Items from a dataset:
============================================================
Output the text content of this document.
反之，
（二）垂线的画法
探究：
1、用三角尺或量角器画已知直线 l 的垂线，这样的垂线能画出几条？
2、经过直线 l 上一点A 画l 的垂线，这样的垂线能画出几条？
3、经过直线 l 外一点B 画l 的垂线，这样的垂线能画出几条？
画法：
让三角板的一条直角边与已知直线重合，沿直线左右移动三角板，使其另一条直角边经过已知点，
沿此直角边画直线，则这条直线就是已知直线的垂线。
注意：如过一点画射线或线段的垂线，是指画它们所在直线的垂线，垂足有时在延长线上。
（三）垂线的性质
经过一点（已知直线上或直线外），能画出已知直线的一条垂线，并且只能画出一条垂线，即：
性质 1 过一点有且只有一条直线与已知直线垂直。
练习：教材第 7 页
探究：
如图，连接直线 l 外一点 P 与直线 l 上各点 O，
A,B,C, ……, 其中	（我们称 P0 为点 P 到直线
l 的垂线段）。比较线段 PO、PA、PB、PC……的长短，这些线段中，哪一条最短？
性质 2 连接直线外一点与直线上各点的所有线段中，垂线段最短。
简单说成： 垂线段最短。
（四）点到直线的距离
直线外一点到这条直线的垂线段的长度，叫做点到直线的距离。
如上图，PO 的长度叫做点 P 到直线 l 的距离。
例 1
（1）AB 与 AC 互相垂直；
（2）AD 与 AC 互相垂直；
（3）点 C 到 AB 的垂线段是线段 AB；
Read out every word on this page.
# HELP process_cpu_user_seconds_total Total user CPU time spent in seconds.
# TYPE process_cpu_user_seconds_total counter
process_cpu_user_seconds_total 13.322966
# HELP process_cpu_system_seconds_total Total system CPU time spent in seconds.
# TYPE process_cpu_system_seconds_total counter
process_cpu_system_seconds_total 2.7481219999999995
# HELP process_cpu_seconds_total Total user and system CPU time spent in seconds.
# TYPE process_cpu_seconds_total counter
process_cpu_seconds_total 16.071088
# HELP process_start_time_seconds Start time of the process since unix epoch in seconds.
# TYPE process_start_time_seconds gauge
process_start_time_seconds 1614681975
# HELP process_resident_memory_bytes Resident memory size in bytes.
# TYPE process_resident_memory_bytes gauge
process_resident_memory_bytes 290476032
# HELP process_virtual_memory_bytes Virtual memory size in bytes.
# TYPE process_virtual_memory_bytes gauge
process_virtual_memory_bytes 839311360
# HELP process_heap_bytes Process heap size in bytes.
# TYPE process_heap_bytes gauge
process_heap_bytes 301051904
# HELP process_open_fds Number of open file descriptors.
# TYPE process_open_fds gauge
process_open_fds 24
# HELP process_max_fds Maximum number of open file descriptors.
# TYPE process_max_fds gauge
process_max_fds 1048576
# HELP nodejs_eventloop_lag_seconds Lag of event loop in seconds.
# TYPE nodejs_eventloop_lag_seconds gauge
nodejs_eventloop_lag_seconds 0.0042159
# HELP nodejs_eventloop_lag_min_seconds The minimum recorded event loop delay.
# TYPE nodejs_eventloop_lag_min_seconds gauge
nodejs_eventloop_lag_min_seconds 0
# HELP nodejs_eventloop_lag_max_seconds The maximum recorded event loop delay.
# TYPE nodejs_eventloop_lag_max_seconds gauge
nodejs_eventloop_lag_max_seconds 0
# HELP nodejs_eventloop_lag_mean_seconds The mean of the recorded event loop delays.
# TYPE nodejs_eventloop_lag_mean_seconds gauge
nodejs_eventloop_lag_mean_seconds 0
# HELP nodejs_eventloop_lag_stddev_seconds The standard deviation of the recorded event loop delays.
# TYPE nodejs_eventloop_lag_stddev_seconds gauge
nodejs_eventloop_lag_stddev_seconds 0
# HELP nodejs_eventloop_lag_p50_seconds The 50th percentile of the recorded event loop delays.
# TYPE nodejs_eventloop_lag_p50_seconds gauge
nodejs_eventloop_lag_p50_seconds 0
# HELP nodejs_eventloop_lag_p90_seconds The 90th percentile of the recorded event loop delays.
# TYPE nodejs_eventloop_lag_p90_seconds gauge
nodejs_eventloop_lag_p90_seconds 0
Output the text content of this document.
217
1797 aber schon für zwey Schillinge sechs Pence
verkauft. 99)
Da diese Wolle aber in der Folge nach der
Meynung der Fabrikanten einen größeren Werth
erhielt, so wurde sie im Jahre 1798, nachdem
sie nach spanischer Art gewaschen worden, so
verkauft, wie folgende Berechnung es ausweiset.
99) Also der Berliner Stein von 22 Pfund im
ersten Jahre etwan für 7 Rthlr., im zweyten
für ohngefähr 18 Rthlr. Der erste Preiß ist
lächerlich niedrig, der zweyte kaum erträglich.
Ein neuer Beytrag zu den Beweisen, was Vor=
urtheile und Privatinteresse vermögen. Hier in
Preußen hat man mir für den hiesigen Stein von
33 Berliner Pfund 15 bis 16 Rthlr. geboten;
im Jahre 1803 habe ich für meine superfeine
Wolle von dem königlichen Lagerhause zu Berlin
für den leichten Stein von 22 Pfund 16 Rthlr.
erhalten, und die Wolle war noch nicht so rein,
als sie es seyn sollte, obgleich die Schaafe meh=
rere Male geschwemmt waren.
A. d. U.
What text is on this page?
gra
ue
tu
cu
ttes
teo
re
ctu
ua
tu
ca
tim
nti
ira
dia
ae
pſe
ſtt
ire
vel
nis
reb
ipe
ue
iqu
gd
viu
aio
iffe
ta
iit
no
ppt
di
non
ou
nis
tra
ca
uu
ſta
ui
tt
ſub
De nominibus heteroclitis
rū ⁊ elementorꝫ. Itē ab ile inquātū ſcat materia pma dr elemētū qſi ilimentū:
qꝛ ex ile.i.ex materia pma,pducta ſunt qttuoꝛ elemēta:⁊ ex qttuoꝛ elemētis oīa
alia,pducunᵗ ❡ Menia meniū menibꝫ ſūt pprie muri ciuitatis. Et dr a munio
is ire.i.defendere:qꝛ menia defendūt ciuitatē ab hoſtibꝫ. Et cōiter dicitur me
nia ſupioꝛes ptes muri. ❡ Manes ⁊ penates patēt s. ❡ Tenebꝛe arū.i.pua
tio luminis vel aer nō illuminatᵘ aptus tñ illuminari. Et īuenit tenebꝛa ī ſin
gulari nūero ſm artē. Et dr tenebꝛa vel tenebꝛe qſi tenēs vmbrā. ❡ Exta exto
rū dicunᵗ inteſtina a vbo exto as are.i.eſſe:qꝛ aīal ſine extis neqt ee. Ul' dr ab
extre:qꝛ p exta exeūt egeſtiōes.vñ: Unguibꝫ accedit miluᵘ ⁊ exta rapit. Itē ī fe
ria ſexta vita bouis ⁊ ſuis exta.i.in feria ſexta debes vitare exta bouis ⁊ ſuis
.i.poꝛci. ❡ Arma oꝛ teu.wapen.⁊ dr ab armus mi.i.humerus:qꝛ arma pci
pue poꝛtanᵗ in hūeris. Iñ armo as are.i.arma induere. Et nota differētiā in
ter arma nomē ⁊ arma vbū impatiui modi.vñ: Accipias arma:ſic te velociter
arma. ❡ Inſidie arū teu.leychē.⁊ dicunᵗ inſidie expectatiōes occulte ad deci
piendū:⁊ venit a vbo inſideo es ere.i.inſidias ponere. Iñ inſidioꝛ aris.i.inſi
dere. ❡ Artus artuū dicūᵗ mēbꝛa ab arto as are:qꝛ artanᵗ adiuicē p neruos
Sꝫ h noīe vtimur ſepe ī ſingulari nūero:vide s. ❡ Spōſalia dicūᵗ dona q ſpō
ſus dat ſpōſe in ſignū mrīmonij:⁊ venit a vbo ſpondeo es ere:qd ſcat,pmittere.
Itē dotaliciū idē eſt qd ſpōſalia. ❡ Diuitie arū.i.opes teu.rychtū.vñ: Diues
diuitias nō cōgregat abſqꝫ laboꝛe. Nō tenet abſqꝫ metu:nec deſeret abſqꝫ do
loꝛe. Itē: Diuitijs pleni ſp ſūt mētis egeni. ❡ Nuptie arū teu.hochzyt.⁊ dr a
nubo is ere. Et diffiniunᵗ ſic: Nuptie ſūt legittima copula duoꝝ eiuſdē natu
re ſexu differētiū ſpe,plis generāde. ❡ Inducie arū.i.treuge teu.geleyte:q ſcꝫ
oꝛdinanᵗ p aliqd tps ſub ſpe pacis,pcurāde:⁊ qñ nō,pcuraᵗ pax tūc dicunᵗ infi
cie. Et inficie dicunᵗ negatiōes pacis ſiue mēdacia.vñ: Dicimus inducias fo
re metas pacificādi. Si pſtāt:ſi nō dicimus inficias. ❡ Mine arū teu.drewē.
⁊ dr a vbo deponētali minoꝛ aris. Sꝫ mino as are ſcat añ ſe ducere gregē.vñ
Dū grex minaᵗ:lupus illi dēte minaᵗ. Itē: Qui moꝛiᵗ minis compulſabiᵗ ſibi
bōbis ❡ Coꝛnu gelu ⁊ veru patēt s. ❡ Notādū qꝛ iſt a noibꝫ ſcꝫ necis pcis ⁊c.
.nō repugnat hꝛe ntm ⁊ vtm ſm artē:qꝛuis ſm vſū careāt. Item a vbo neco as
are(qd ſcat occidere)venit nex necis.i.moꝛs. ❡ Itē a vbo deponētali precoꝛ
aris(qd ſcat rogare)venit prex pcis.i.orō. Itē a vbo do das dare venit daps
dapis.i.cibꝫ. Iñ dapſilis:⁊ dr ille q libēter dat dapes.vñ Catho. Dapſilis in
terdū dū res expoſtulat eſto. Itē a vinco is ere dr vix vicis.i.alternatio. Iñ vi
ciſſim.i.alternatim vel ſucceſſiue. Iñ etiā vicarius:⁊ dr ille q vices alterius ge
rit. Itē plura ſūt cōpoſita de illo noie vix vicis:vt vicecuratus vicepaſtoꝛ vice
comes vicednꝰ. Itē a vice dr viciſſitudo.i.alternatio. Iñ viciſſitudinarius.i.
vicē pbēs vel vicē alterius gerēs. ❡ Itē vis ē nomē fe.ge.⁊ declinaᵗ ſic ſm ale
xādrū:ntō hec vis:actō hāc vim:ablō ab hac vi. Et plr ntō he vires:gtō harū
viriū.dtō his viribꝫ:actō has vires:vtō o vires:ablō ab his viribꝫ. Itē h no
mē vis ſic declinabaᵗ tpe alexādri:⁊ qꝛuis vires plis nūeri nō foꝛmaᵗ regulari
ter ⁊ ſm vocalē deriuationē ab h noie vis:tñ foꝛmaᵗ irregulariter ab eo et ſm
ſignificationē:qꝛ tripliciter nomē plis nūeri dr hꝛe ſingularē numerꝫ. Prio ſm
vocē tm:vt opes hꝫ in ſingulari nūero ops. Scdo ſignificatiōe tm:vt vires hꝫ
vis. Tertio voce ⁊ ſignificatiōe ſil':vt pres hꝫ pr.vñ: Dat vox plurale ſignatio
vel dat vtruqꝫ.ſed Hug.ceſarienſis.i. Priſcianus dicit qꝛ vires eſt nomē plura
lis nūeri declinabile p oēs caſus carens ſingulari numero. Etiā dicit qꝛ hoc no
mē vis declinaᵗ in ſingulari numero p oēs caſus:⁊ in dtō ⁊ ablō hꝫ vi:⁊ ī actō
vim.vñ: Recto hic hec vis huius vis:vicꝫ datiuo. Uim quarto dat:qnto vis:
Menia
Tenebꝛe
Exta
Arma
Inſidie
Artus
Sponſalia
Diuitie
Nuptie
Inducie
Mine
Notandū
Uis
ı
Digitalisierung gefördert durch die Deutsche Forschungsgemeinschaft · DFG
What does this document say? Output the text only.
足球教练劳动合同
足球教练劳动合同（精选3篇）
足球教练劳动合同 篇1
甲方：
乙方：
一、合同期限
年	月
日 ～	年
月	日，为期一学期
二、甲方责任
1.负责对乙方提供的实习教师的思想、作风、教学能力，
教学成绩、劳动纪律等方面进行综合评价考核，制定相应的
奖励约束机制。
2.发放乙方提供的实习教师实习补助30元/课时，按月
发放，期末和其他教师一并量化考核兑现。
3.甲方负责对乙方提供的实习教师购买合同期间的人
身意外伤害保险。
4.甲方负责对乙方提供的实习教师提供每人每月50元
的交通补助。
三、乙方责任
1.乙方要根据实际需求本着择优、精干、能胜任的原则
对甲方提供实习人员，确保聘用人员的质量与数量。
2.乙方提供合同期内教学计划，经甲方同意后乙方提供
============================================================
What to do: Copy out each line of the records that holds the string "text".

Response to this exercise:
Output the text content of this document.
Output the text content of this document.
What text is on this page?
What does this document say? Output the text only.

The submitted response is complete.